DATA EXTRACT –

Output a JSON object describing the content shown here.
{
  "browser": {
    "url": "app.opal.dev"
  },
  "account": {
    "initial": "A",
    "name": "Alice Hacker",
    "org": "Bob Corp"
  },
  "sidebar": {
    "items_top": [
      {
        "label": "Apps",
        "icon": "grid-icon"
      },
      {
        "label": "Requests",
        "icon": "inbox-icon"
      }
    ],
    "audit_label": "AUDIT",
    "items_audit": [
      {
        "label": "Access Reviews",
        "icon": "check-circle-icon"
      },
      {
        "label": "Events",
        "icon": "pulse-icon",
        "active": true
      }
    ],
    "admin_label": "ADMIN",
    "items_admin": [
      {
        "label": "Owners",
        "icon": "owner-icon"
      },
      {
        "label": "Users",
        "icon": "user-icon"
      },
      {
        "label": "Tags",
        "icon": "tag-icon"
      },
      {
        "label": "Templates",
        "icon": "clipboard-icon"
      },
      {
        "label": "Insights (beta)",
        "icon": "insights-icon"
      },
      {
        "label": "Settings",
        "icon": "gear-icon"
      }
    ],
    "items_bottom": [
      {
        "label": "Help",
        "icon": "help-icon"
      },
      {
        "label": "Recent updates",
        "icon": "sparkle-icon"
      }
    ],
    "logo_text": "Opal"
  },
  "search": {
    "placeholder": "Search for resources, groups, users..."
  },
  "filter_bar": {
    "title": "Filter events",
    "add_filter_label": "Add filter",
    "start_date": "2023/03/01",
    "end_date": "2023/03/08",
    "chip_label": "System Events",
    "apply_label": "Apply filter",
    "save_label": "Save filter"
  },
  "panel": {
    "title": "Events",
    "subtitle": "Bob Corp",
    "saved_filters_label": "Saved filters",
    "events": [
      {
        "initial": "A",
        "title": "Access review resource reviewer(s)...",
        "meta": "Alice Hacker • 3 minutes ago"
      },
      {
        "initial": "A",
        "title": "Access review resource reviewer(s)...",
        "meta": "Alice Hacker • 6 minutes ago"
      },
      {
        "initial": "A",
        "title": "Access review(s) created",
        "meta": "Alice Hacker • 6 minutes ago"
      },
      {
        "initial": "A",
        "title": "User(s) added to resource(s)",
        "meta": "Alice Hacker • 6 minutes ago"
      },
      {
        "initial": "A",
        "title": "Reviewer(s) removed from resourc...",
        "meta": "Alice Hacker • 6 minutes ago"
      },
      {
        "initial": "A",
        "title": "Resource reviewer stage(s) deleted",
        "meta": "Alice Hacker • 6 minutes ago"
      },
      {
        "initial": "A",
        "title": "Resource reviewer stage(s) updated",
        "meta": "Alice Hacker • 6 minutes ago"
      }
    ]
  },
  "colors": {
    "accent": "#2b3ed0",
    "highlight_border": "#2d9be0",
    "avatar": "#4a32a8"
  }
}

WHAT IS ASKED –
Of all the lines above, how many contain the word "icon"? Give the number and nothing else.

ANSWER TO THIS EXERCISE –
12